• **Work required**: Your task is to repeat all of the material exactly.

— START Data for this task —

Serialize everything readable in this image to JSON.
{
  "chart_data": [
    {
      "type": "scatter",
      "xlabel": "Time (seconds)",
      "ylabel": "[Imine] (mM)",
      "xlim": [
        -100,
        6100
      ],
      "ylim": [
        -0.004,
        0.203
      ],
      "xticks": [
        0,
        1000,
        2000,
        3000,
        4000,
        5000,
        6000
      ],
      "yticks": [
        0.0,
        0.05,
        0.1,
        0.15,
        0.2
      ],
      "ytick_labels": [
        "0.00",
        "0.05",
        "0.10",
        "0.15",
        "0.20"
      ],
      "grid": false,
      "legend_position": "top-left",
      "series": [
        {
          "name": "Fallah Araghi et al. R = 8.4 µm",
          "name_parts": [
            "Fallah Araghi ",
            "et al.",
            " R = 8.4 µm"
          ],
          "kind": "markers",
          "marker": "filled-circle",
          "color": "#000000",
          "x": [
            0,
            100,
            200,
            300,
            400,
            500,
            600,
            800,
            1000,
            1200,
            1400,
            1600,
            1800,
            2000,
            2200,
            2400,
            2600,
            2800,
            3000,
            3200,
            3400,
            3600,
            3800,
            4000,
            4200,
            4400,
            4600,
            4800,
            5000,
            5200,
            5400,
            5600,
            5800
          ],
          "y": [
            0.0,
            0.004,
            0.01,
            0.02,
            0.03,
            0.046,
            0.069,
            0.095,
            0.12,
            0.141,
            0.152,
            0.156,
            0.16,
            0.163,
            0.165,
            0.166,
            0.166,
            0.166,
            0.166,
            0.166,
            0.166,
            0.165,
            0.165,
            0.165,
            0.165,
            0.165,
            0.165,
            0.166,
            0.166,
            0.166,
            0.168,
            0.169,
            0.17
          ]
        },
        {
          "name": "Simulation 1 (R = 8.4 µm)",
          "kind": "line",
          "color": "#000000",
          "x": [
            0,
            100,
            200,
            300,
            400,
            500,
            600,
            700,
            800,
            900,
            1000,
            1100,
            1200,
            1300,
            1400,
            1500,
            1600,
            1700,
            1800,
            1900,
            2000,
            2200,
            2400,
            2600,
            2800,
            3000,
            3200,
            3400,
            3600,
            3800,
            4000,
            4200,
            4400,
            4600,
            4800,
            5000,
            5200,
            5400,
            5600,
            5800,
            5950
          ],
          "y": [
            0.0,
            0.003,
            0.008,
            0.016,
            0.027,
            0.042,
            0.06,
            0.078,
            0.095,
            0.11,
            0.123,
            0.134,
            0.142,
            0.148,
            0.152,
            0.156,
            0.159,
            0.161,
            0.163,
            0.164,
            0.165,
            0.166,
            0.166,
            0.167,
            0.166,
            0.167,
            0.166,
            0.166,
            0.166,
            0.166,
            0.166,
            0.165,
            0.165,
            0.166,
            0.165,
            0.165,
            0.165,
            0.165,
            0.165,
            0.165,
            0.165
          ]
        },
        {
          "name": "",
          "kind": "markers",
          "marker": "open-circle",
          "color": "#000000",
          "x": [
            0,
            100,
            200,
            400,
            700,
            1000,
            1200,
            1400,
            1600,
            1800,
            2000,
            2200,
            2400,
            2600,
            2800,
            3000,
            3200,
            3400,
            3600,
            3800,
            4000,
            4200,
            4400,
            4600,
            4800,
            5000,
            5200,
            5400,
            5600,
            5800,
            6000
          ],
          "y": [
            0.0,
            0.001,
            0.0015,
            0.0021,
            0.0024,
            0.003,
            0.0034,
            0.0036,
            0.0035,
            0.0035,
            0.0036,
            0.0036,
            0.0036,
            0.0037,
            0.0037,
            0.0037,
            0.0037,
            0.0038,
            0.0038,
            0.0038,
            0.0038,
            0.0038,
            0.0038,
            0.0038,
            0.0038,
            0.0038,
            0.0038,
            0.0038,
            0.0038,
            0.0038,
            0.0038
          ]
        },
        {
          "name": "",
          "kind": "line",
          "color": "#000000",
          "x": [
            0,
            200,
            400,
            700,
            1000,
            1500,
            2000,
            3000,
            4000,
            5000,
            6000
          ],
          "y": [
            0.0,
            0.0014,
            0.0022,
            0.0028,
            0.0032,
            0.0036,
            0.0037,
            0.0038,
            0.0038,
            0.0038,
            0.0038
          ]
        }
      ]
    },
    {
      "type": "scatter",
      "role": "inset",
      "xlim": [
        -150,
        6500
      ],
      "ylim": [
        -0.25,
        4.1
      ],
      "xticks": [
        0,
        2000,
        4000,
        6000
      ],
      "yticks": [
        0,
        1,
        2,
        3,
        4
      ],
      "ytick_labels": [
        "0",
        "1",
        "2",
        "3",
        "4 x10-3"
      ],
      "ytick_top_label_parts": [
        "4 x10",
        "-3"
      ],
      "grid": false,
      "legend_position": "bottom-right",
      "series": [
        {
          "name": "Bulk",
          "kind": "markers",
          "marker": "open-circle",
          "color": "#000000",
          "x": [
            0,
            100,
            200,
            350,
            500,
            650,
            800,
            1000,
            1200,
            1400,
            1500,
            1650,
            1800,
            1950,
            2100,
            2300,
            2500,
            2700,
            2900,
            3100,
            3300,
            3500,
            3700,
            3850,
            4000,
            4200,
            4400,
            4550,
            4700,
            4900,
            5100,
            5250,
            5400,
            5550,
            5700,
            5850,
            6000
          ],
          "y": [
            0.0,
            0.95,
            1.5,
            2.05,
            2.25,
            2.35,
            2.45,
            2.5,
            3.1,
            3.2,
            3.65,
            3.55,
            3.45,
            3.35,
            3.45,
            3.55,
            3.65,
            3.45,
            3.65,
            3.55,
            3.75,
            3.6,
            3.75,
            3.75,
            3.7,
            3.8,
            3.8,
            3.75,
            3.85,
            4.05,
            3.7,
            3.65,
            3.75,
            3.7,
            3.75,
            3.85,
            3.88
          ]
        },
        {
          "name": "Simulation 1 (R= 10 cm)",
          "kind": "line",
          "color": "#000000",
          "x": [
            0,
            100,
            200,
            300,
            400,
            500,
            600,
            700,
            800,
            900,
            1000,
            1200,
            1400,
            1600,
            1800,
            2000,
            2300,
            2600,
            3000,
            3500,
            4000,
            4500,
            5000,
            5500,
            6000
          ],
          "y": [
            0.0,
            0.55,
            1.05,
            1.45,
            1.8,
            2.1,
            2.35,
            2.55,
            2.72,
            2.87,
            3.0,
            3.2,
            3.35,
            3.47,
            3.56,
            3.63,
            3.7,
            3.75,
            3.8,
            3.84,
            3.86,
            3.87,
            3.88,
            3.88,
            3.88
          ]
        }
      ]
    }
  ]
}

— END Data for this task —

• **Task answer**:
Serialize everything readable in this image to JSON.
{
  "chart_data": [
    {
      "type": "scatter",
      "xlabel": "Time (seconds)",
      "ylabel": "[Imine] (mM)",
      "xlim": [
        -100,
        6100
      ],
      "ylim": [
        -0.004,
        0.203
      ],
      "xticks": [
        0,
        1000,
        2000,
        3000,
        4000,
        5000,
        6000
      ],
      "yticks": [
        0.0,
        0.05,
        0.1,
        0.15,
        0.2
      ],
      "ytick_labels": [
        "0.00",
        "0.05",
        "0.10",
        "0.15",
        "0.20"
      ],
      "grid": false,
      "legend_position": "top-left",
      "series": [
        {
          "name": "Fallah Araghi et al. R = 8.4 µm",
          "name_parts": [
            "Fallah Araghi ",
            "et al.",
            " R = 8.4 µm"
          ],
          "kind": "markers",
          "marker": "filled-circle",
          "color": "#000000",
          "x": [
            0,
            100,
            200,
            300,
            400,
            500,
            600,
            800,
            1000,
            1200,
            1400,
            1600,
            1800,
            2000,
            2200,
            2400,
            2600,
            2800,
            3000,
            3200,
            3400,
            3600,
            3800,
            4000,
            4200,
            4400,
            4600,
            4800,
            5000,
            5200,
            5400,
            5600,
            5800
          ],
          "y": [
            0.0,
            0.004,
            0.01,
            0.02,
            0.03,
            0.046,
            0.069,
            0.095,
            0.12,
            0.141,
            0.152,
            0.156,
            0.16,
            0.163,
            0.165,
            0.166,
            0.166,
            0.166,
            0.166,
            0.166,
            0.166,
            0.165,
            0.165,
            0.165,
            0.165,
            0.165,
            0.165,
            0.166,
            0.166,
            0.166,
            0.168,
            0.169,
            0.17
          ]
        },
        {
          "name": "Simulation 1 (R = 8.4 µm)",
          "kind": "line",
          "color": "#000000",
          "x": [
            0,
            100,
            200,
            300,
            400,
            500,
            600,
            700,
            800,
            900,
            1000,
            1100,
            1200,
            1300,
            1400,
            1500,
            1600,
            1700,
            1800,
            1900,
            2000,
            2200,
            2400,
            2600,
            2800,
            3000,
            3200,
            3400,
            3600,
            3800,
            4000,
            4200,
            4400,
            4600,
            4800,
            5000,
            5200,
            5400,
            5600,
            5800,
            5950
          ],
          "y": [
            0.0,
            0.003,
            0.008,
            0.016,
            0.027,
            0.042,
            0.06,
            0.078,
            0.095,
            0.11,
            0.123,
            0.134,
            0.142,
            0.148,
            0.152,
            0.156,
            0.159,
            0.161,
            0.163,
            0.164,
            0.165,
            0.166,
            0.166,
            0.167,
            0.166,
            0.167,
            0.166,
            0.166,
            0.166,
            0.166,
            0.166,
            0.165,
            0.165,
            0.166,
            0.165,
            0.165,
            0.165,
            0.165,
            0.165,
            0.165,
            0.165
          ]
        },
        {
          "name": "",
          "kind": "markers",
          "marker": "open-circle",
          "color": "#000000",
          "x": [
            0,
            100,
            200,
            400,
            700,
            1000,
            1200,
            1400,
            1600,
            1800,
            2000,
            2200,
            2400,
            2600,
            2800,
            3000,
            3200,
            3400,
            3600,
            3800,
            4000,
            4200,
            4400,
            4600,
            4800,
            5000,
            5200,
            5400,
            5600,
            5800,
            6000
          ],
          "y": [
            0.0,
            0.001,
            0.0015,
            0.0021,
            0.0024,
            0.003,
            0.0034,
            0.0036,
            0.0035,
            0.0035,
            0.0036,
            0.0036,
            0.0036,
            0.0037,
            0.0037,
            0.0037,
            0.0037,
            0.0038,
            0.0038,
            0.0038,
            0.0038,
            0.0038,
            0.0038,
            0.0038,
            0.0038,
            0.0038,
            0.0038,
            0.0038,
            0.0038,
            0.0038,
            0.0038
          ]
        },
        {
          "name": "",
          "kind": "line",
          "color": "#000000",
          "x": [
            0,
            200,
            400,
            700,
            1000,
            1500,
            2000,
            3000,
            4000,
            5000,
            6000
          ],
          "y": [
            0.0,
            0.0014,
            0.0022,
            0.0028,
            0.0032,
            0.0036,
            0.0037,
            0.0038,
            0.0038,
            0.0038,
            0.0038
          ]
        }
      ]
    },
    {
      "type": "scatter",
      "role": "inset",
      "xlim": [
        -150,
        6500
      ],
      "ylim": [
        -0.25,
        4.1
      ],
      "xticks": [
        0,
        2000,
        4000,
        6000
      ],
      "yticks": [
        0,
        1,
        2,
        3,
        4
      ],
      "ytick_labels": [
        "0",
        "1",
        "2",
        "3",
        "4 x10-3"
      ],
      "ytick_top_label_parts": [
        "4 x10",
        "-3"
      ],
      "grid": false,
      "legend_position": "bottom-right",
      "series": [
        {
          "name": "Bulk",
          "kind": "markers",
          "marker": "open-circle",
          "color": "#000000",
          "x": [
            0,
            100,
            200,
            350,
            500,
            650,
            800,
            1000,
            1200,
            1400,
            1500,
            1650,
            1800,
            1950,
            2100,
            2300,
            2500,
            2700,
            2900,
            3100,
            3300,
            3500,
            3700,
            3850,
            4000,
            4200,
            4400,
            4550,
            4700,
            4900,
            5100,
            5250,
            5400,
            5550,
            5700,
            5850,
            6000
          ],
          "y": [
            0.0,
            0.95,
            1.5,
            2.05,
            2.25,
            2.35,
            2.45,
            2.5,
            3.1,
            3.2,
            3.65,
            3.55,
            3.45,
            3.35,
            3.45,
            3.55,
            3.65,
            3.45,
            3.65,
            3.55,
            3.75,
            3.6,
            3.75,
            3.75,
            3.7,
            3.8,
            3.8,
            3.75,
            3.85,
            4.05,
            3.7,
            3.65,
            3.75,
            3.7,
            3.75,
            3.85,
            3.88
          ]
        },
        {
          "name": "Simulation 1 (R= 10 cm)",
          "kind": "line",
          "color": "#000000",
          "x": [
            0,
            100,
            200,
            300,
            400,
            500,
            600,
            700,
            800,
            900,
            1000,
            1200,
            1400,
            1600,
            1800,
            2000,
            2300,
            2600,
            3000,
            3500,
            4000,
            4500,
            5000,
            5500,
            6000
          ],
          "y": [
            0.0,
            0.55,
            1.05,
            1.45,
            1.8,
            2.1,
            2.35,
            2.55,
            2.72,
            2.87,
            3.0,
            3.2,
            3.35,
            3.47,
            3.56,
            3.63,
            3.7,
            3.75,
            3.8,
            3.84,
            3.86,
            3.87,
            3.88,
            3.88,
            3.88
          ]
        }
      ]
    }
  ]
}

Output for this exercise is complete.